## START
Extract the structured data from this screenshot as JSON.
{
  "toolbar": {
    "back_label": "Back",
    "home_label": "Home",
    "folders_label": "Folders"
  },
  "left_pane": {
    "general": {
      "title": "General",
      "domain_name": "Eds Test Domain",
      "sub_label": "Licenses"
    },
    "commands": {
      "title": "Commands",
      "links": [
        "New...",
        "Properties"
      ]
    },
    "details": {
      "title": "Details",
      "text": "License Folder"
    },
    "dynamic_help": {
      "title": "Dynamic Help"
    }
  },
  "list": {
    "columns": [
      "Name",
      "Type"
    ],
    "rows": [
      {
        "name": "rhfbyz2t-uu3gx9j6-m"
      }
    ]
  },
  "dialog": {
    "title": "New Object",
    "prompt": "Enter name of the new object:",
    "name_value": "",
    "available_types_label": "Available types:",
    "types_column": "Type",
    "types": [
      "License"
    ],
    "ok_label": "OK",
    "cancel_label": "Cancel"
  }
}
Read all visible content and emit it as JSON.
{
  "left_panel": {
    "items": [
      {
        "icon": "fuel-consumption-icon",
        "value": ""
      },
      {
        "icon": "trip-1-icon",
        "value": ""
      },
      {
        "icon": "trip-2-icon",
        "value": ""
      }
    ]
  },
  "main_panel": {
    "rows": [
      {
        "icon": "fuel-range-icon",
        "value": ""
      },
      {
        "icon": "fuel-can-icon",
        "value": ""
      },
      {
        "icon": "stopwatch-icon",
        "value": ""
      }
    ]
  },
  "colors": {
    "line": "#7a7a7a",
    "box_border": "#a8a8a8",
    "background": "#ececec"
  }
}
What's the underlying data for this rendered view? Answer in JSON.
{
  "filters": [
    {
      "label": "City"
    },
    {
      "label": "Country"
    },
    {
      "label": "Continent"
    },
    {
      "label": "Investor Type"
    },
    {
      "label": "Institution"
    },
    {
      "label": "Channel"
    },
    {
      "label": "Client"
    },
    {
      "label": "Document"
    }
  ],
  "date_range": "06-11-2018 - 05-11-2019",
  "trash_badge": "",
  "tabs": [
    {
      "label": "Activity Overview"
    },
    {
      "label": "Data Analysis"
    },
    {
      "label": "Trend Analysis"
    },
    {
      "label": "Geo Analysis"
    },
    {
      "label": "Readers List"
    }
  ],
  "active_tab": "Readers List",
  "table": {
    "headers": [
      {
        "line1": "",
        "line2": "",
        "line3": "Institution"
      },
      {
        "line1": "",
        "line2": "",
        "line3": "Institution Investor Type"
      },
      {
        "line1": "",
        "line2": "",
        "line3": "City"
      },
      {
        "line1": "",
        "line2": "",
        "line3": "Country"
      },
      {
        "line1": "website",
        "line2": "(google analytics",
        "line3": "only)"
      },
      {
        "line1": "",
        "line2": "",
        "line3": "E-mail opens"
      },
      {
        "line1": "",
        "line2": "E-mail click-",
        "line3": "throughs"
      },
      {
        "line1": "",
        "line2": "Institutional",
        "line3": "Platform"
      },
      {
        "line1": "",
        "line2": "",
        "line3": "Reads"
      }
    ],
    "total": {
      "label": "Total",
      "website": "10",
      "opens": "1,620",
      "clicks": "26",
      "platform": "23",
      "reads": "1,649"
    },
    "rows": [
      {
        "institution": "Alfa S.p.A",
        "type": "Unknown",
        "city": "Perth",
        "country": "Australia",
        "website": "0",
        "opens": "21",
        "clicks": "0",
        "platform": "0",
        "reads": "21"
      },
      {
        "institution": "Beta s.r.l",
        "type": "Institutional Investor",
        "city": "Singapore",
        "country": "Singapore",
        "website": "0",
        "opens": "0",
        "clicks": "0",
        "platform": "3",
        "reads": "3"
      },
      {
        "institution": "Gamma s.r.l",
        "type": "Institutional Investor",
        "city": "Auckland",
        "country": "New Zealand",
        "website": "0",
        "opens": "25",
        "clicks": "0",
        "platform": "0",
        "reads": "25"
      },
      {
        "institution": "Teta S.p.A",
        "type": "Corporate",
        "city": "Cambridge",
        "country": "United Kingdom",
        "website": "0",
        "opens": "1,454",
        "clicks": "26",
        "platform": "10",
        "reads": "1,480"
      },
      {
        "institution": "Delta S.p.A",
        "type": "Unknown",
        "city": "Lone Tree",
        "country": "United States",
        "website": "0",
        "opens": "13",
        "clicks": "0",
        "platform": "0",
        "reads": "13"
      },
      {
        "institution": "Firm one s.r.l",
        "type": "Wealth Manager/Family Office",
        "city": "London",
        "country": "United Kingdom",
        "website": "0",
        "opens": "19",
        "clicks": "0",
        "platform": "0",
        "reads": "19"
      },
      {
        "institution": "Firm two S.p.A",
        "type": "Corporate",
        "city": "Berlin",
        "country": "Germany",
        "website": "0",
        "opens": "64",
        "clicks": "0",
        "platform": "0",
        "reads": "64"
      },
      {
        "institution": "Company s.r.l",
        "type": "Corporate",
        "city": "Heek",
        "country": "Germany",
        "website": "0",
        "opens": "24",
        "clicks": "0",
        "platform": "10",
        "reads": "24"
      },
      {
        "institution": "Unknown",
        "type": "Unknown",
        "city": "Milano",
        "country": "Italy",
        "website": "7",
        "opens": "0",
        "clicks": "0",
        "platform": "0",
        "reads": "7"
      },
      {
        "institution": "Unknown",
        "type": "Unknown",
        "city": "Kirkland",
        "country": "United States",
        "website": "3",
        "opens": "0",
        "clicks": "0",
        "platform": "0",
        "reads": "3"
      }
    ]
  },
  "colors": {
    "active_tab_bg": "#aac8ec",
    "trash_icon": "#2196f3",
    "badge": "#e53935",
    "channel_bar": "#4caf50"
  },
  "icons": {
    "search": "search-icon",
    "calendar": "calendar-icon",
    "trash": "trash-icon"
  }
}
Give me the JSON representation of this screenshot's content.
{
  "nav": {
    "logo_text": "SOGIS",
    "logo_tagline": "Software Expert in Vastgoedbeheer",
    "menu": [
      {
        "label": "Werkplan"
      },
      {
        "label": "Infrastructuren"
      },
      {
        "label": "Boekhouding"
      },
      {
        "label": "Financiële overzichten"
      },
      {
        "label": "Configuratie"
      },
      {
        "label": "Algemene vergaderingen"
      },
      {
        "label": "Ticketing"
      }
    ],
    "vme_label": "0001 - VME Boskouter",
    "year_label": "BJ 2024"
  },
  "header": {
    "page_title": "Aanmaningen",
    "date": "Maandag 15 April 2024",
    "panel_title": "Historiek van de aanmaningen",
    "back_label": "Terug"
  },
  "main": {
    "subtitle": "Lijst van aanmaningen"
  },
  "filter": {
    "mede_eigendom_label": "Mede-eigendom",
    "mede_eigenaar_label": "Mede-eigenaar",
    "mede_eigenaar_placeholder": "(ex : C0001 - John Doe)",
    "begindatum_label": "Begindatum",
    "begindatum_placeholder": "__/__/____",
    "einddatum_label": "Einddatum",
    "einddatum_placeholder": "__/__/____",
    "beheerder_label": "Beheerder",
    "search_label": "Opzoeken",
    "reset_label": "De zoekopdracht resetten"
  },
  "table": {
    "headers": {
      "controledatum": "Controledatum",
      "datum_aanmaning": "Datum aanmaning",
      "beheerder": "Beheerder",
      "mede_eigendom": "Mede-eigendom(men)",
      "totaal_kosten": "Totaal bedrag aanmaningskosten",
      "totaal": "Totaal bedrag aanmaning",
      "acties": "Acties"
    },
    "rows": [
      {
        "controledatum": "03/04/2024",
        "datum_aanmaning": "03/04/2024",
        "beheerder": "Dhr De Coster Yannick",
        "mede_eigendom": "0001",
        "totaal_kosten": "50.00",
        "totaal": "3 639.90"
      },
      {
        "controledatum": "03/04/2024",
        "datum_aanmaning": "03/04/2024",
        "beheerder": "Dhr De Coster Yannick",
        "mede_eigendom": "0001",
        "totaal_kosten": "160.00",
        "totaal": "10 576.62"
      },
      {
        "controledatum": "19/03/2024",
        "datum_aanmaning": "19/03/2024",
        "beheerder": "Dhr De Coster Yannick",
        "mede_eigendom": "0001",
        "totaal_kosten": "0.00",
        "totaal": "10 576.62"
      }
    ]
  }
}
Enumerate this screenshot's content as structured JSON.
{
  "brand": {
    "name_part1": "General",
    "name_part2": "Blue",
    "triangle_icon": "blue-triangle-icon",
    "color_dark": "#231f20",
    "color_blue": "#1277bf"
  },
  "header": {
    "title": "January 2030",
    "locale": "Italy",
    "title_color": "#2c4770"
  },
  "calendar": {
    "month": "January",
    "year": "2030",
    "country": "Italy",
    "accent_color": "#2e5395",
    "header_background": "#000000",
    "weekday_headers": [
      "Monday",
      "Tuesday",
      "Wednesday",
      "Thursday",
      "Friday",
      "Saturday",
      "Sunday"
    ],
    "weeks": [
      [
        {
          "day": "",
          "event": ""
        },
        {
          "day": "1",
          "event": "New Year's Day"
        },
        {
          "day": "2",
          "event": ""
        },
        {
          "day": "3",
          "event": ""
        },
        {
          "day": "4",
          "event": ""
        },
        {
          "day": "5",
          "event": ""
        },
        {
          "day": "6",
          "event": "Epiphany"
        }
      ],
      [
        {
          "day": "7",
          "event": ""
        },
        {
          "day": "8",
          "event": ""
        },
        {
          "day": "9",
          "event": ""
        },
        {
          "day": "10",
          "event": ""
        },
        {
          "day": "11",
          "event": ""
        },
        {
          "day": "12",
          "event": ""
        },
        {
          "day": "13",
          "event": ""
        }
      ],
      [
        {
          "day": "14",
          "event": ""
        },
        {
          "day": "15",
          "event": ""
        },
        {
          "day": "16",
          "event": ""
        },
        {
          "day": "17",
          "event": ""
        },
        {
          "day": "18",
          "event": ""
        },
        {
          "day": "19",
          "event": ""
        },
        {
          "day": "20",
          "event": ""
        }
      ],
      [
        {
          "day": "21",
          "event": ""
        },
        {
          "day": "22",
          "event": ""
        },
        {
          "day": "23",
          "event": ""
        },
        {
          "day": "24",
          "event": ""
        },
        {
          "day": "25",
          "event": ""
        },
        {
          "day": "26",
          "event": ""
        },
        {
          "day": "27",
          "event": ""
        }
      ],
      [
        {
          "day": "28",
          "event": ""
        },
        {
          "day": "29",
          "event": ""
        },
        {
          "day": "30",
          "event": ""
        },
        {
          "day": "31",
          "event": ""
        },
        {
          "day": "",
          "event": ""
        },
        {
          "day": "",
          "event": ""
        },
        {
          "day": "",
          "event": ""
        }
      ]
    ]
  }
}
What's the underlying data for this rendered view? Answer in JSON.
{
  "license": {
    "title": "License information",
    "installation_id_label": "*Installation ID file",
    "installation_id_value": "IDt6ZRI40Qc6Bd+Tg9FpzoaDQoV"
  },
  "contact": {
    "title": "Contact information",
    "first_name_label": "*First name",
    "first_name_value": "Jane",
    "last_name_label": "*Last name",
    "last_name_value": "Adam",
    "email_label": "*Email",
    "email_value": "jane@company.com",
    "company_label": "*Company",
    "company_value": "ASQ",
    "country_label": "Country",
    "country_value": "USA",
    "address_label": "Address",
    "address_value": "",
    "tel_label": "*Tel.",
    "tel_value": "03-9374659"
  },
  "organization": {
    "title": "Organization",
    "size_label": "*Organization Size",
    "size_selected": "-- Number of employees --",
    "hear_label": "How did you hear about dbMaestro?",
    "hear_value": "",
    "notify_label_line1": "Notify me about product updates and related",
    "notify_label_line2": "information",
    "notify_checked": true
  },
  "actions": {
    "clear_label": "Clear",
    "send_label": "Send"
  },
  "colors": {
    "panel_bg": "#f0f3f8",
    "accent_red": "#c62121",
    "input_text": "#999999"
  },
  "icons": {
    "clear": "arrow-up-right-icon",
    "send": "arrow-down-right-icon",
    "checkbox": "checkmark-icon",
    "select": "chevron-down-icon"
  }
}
## END
• The request: Look through the material and copy each line that has "about".

• Exercise solution:
    "hear_label": "How did you hear about dbMaestro?",
    "notify_label_line1": "Notify me about product updates and related",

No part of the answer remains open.